Your buf is listening for contract details not historical data.

That's a typo when creating this post. Corrected now.

How many data are returned in each historical data request?

Up to 22k single ticks at a time before re-creating a new buffer object in Matlab. Memory problem seems particularly prominent when my script has to wait for IB server for a long time and thus have to re-connect to API and re-initialize the buffers in order to make a clean query -- say after server restart, IB gateway restart, network issues, etc -- after a few iterations such these events, it will run into the memory error and Matlab will crash.

What version of Matlab are you using?

R2019a

What is the current size of your heap memory?

2Gb

Are you using most recent version of IB4m?

Yes

Despair2000 commented 4 years ago

Have you tried clearing the buffer after you retrieved the data? Try issuing a

clear(buf)

softwarespartan commented 4 years ago
  1. Please pull latest updates. I have pushed an update to GitHub which should/will provide better support memory management in the TWS message handler.
  2. remove object from your buffer once you consume it. If not removed, JVM can't garbage collect it.
  3. please increase your heap size in MATLAB

Object lifetime is difficult to predict so definitely pull updates, clear queues/buf, and increase your maximum available heap memory in MATLAB.

Despair2000 commented 4 years ago

@softwarespartan

I pulled your recent update but it generates the following error:

Unrecognized function or variable 'getEventWithRemove'.

softwarespartan commented 4 years ago

did you load the updated jar file?

Despair2000 commented 4 years ago

Yes, I did.

softwarespartan commented 4 years ago

@Despair2000 can you confirm you see getEventWithRemove when request methods from TWS.Session handler

methods(session.handler)

Despair2000 commented 4 years ago

No, I do not see the method. I will double check now that the JAR-file is correct although I'm pretty sure it should.

Despair2000 commented 4 years ago

I checked and the JAR-file is the version you uploaded today. Did you maybe accidentally push the old jar-file?

softwarespartan commented 4 years ago

Strange -- apologies for the difficulty. I double checked and I pushed the correct jar file. You might need to clear all or restart MATLAB.

I downloaded the jar file from the GitHub repo, loaded it, and I do see the getEventWithRemove there.

Despair2000 commented 4 years ago

Restarting MATLAB did the trick. Now the method shows up. Sorry, I should have tried this before posting that it doesn't work.
────
What you have to do
Pick up the forum thread on the Matlab memory problem from its last comment and keep it going.

Dataset records
────
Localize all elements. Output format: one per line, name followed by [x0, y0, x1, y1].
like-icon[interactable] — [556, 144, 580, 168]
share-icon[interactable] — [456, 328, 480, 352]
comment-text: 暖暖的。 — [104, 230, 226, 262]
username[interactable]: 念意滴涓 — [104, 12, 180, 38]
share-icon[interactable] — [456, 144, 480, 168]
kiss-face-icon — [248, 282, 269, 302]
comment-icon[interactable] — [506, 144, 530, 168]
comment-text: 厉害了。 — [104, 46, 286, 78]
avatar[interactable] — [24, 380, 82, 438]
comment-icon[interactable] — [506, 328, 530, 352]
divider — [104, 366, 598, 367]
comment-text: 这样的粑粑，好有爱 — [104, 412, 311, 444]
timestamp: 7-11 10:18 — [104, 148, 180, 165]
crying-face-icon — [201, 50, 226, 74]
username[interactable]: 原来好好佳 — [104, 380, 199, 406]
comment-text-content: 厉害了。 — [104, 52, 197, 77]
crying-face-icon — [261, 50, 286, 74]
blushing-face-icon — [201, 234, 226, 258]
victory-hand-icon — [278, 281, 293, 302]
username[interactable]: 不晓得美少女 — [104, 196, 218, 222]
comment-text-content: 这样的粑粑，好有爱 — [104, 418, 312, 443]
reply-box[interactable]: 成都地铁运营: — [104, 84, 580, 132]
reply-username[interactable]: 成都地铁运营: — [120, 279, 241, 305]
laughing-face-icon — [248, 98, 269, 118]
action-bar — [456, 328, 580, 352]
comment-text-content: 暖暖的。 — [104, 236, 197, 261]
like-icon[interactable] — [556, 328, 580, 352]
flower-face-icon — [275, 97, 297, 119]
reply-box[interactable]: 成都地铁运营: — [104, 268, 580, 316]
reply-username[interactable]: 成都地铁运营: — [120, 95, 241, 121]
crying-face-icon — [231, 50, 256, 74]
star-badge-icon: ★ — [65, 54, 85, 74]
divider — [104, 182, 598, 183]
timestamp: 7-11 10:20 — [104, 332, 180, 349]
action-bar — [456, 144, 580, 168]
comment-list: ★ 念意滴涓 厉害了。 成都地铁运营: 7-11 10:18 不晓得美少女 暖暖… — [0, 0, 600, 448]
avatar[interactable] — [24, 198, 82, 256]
────
Output for this exercise
ecpgieicg commented 4 years ago

@softwarespartan

Hi Abel,

I downloaded the latest IB4m version. Thank you for the update!

I added clear buf lh at the end of each request as well as cellfun(@delete, lh) before it. Do I need to directly call the session.handler.removeHistoricalDataListener method or does clear/delete invoke the method already?

And indeed I have been using buf.remove.data to read data returns in the buffers. It seems JVM has had difficulty garbage collecting nevertheless. (The frozen Matlab instance with the memory error would continue to consume as much CPU resource as Windows lets it, presumably struggling with garbage collection.)

As for increasing heap memory size, I am actually running out of system memory on the machine I use to pull data from IB. Hopefully 2Gb will be enough after the update. ><

You mention clear queues. Do you mean cancel existing data requests with IB Gateway + IB server when restarting/repeating a query?

softwarespartan commented 4 years ago

All things considered, it is a lot of data and 2 GB is not a lot of memory. My laptop from 2014 has 16 GB RAM and I run MATLAB with 8 GB max heap. My desktop machine has 256 GB of RAM. If you really want to tightly manage memory, MATLAB is not the right platform.

Listener handles (lh) and buffers (buf) are not consuming memory. The data items in the buffer (returned by TWS) are what consume memory. Clearing a listener handle will not help. Similarly, a data request itself does not consume memory, rather it is the data returned by the request.

Instead of using get to retrieve an item from the queue (buf) you can alternatively use event=buf.remove() to get the next event in the buffer. This ensures that items/events are removed upon retrieval.

If MATLAB still freezes then you need to either increase your max heap size or use less data.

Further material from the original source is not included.